**WHAT NEEDS TO BE DONE**
Pull out every line containing the string "type".

**SUPPLIED RECORDS**
(begin)

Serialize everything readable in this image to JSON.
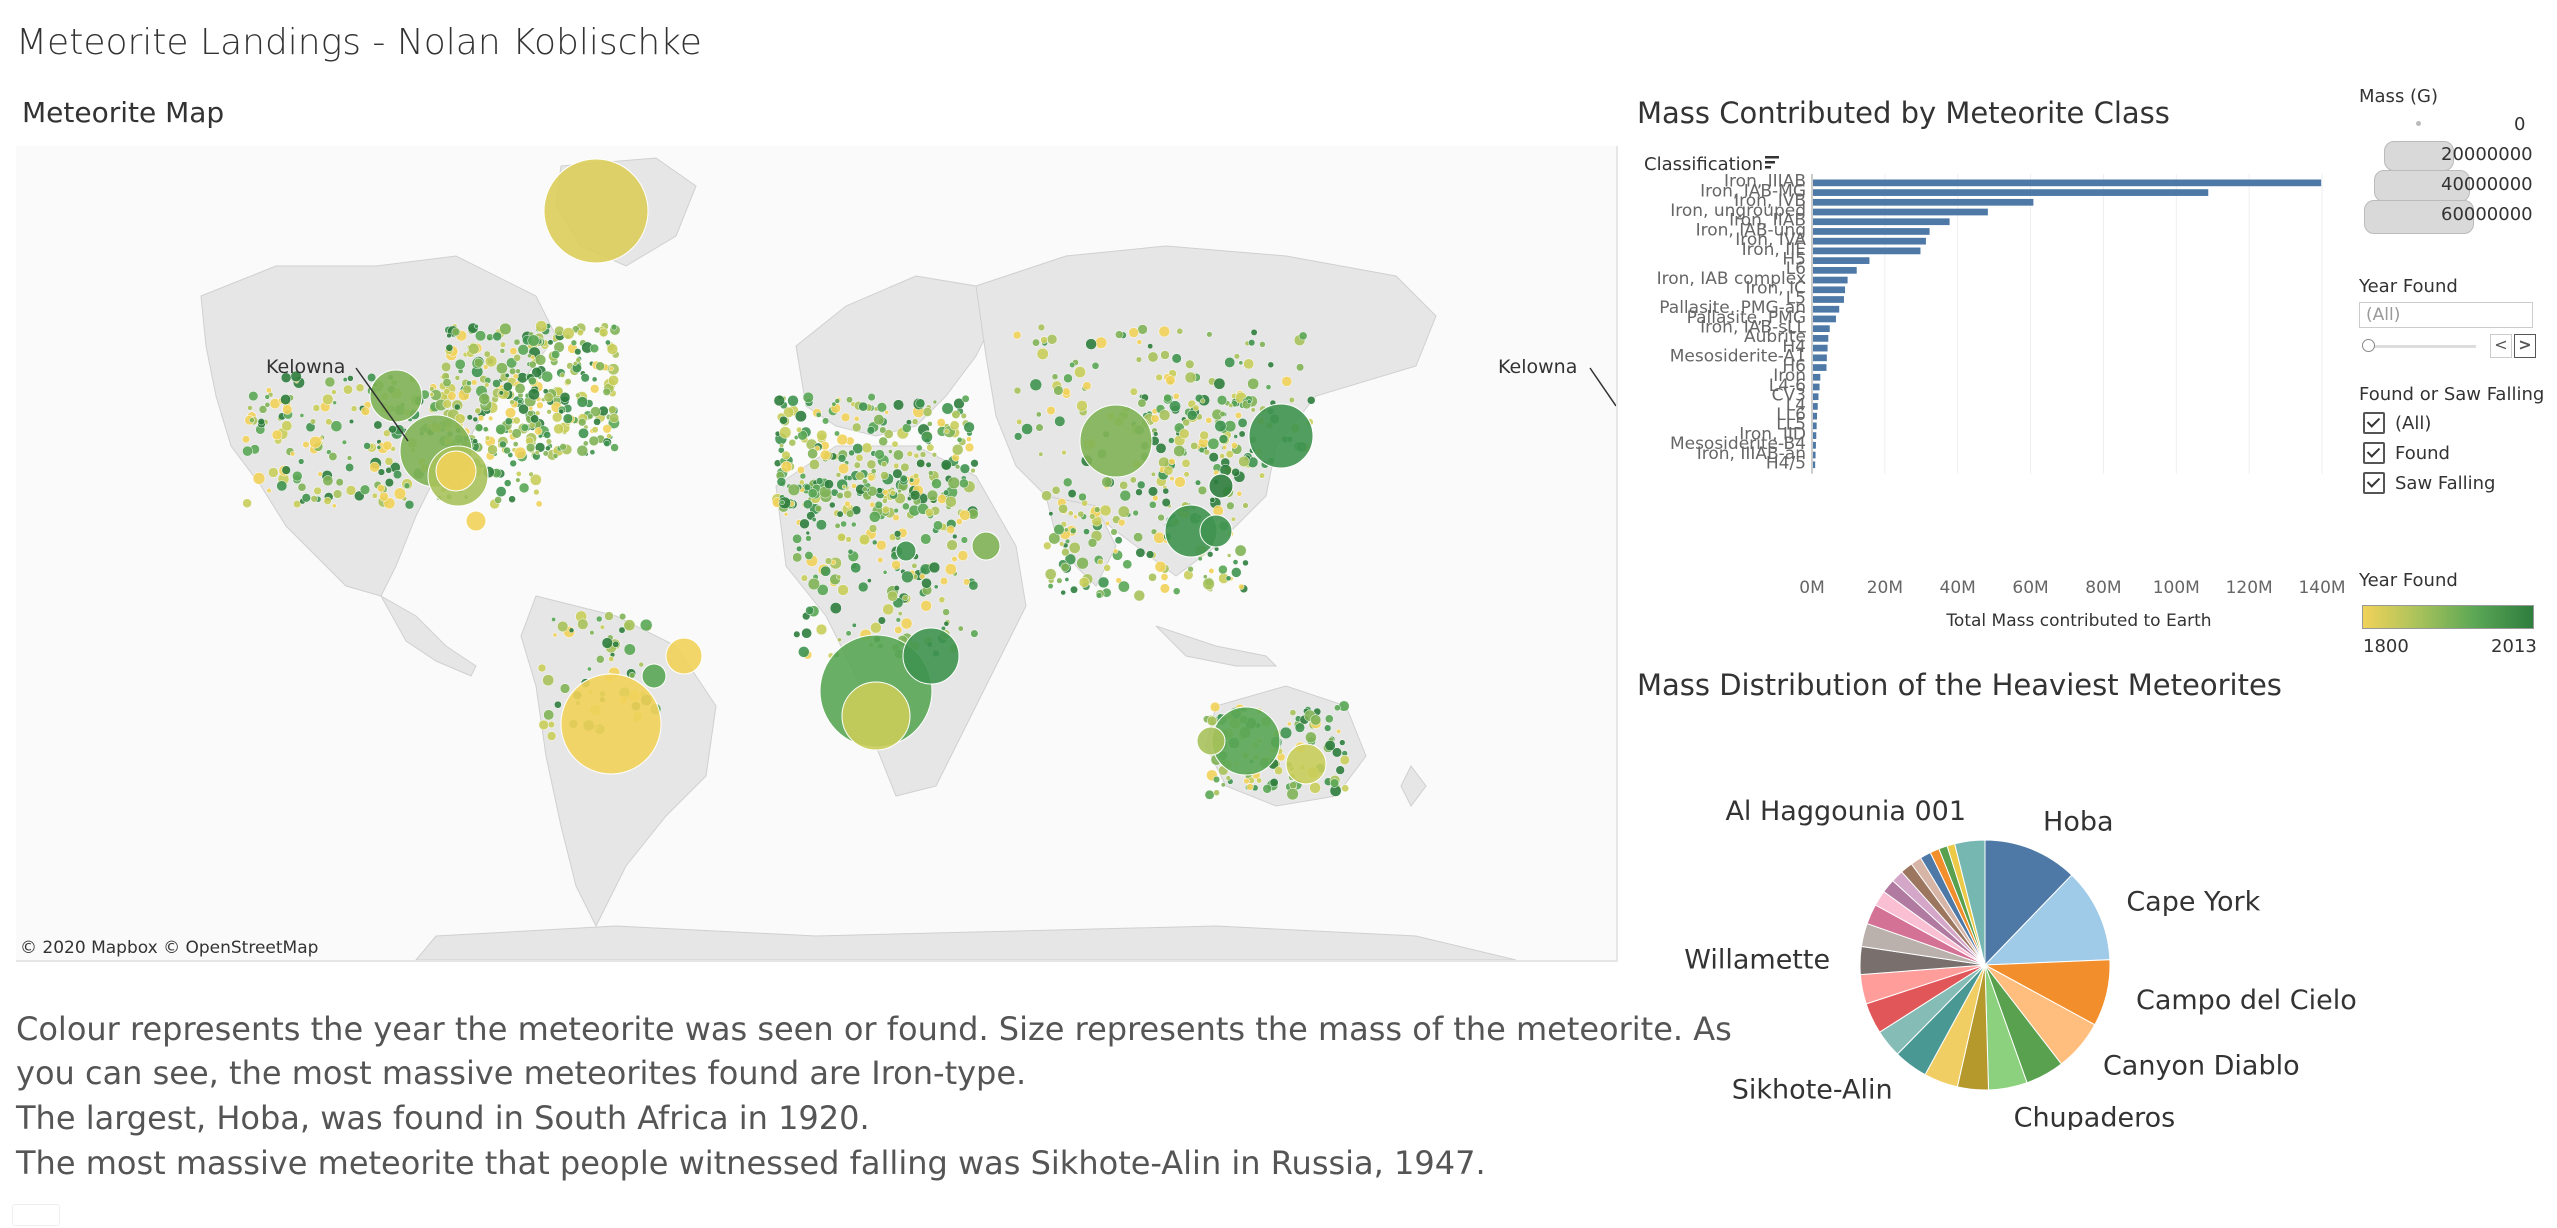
{
  "dashboard": {
    "title": "Meteorite Landings - Nolan Koblischke"
  },
  "map": {
    "title": "Meteorite Map",
    "credit": "© 2020 Mapbox  © OpenStreetMap",
    "annotation_label": "Kelowna",
    "annotation_label_right": "Kelowna"
  },
  "description": {
    "lines": [
      "Colour represents the year the meteorite was seen or found. Size represents the mass of the meteorite. As",
      "you can see, the most massive meteorites found are Iron-type.",
      "The largest, Hoba, was found in South Africa in 1920.",
      "The most massive meteorite that people witnessed falling was Sikhote-Alin in Russia, 1947."
    ]
  },
  "legend": {
    "mass": {
      "title": "Mass (G)",
      "labels": [
        "0",
        "20000000",
        "40000000",
        "60000000"
      ]
    },
    "year_filter": {
      "title": "Year Found",
      "value": "(All)",
      "prev": "<",
      "next": ">"
    },
    "found_filter": {
      "title": "Found or Saw Falling",
      "options": [
        "(All)",
        "Found",
        "Saw Falling"
      ]
    },
    "year_color": {
      "title": "Year Found",
      "min": "1800",
      "max": "2013",
      "colors": [
        "#f1d25a",
        "#a7c25b",
        "#5aa655",
        "#2e7d3d"
      ]
    }
  },
  "bar_chart": {
    "title": "Mass Contributed by Meteorite Class",
    "header": "Classification",
    "bar_color": "#4e79a7"
  },
  "pie_chart": {
    "title": "Mass Distribution of the Heaviest Meteorites"
  },
  "chart_data": [
    {
      "type": "bar",
      "orientation": "horizontal",
      "title": "Mass Contributed by Meteorite Class",
      "xlabel": "Total Mass contributed to Earth",
      "ylabel": "Classification",
      "xlim": [
        0,
        140000000
      ],
      "xticks": [
        "0M",
        "20M",
        "40M",
        "60M",
        "80M",
        "100M",
        "120M",
        "140M"
      ],
      "categories": [
        "Iron, IIIAB",
        "Iron, IAB-MG",
        "Iron, IVB",
        "Iron, ungrouped",
        "Iron, IIAB",
        "Iron, IAB-ung",
        "Iron, IVA",
        "Iron, IIE",
        "H5",
        "L6",
        "Iron, IAB complex",
        "Iron, IC",
        "L5",
        "Pallasite, PMG-an",
        "Pallasite, PMG",
        "Iron, IAB-sLL",
        "Aubrite",
        "H4",
        "Mesosiderite-A1",
        "H6",
        "Iron",
        "L4-6",
        "CV3",
        "L4",
        "LL6",
        "LL5",
        "Iron, IID",
        "Mesosiderite-B4",
        "Iron, IIIAB-an",
        "H4/5"
      ],
      "values": [
        139500000,
        108500000,
        60500000,
        48000000,
        37500000,
        32000000,
        31000000,
        29500000,
        15500000,
        12000000,
        9500000,
        8800000,
        8500000,
        7200000,
        6300000,
        4600000,
        4200000,
        4000000,
        3800000,
        3700000,
        2000000,
        1800000,
        1500000,
        1300000,
        1100000,
        1000000,
        900000,
        800000,
        700000,
        600000
      ],
      "grid": true
    },
    {
      "type": "pie",
      "title": "Mass Distribution of the Heaviest Meteorites",
      "labels": [
        "Hoba",
        "Cape York",
        "Campo del Cielo",
        "Canyon Diablo",
        "",
        "Chupaderos",
        "",
        "",
        "Sikhote-Alin",
        "",
        "",
        "",
        "Willamette",
        "",
        "",
        "",
        "",
        "",
        "",
        "",
        "",
        "",
        "",
        "",
        "Al Haggounia 001"
      ],
      "values": [
        12.2,
        12.1,
        8.6,
        6.6,
        5.0,
        5.0,
        4.0,
        4.4,
        4.4,
        3.6,
        4.0,
        3.8,
        3.6,
        3.0,
        2.6,
        2.0,
        1.8,
        1.6,
        1.6,
        1.4,
        1.4,
        1.2,
        1.1,
        1.0,
        3.9
      ],
      "colors": [
        "#4e79a7",
        "#a0cbe8",
        "#f28e2b",
        "#ffbe7d",
        "#59a14f",
        "#8cd17d",
        "#b6992d",
        "#f1ce63",
        "#499894",
        "#86bcb6",
        "#e15759",
        "#ff9d9a",
        "#79706e",
        "#bab0ac",
        "#d37295",
        "#fabfd2",
        "#b07aa1",
        "#d4a6c8",
        "#9d7660",
        "#d7b5a6",
        "#4e79a7",
        "#f28e2b",
        "#59a14f",
        "#edc948",
        "#76b7b2"
      ]
    }
  ]
}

(end)

**FINISHED EXERCISE**
      "you can see, the most massive meteorites found are Iron-type.",
      "type": "bar",
      "type": "pie",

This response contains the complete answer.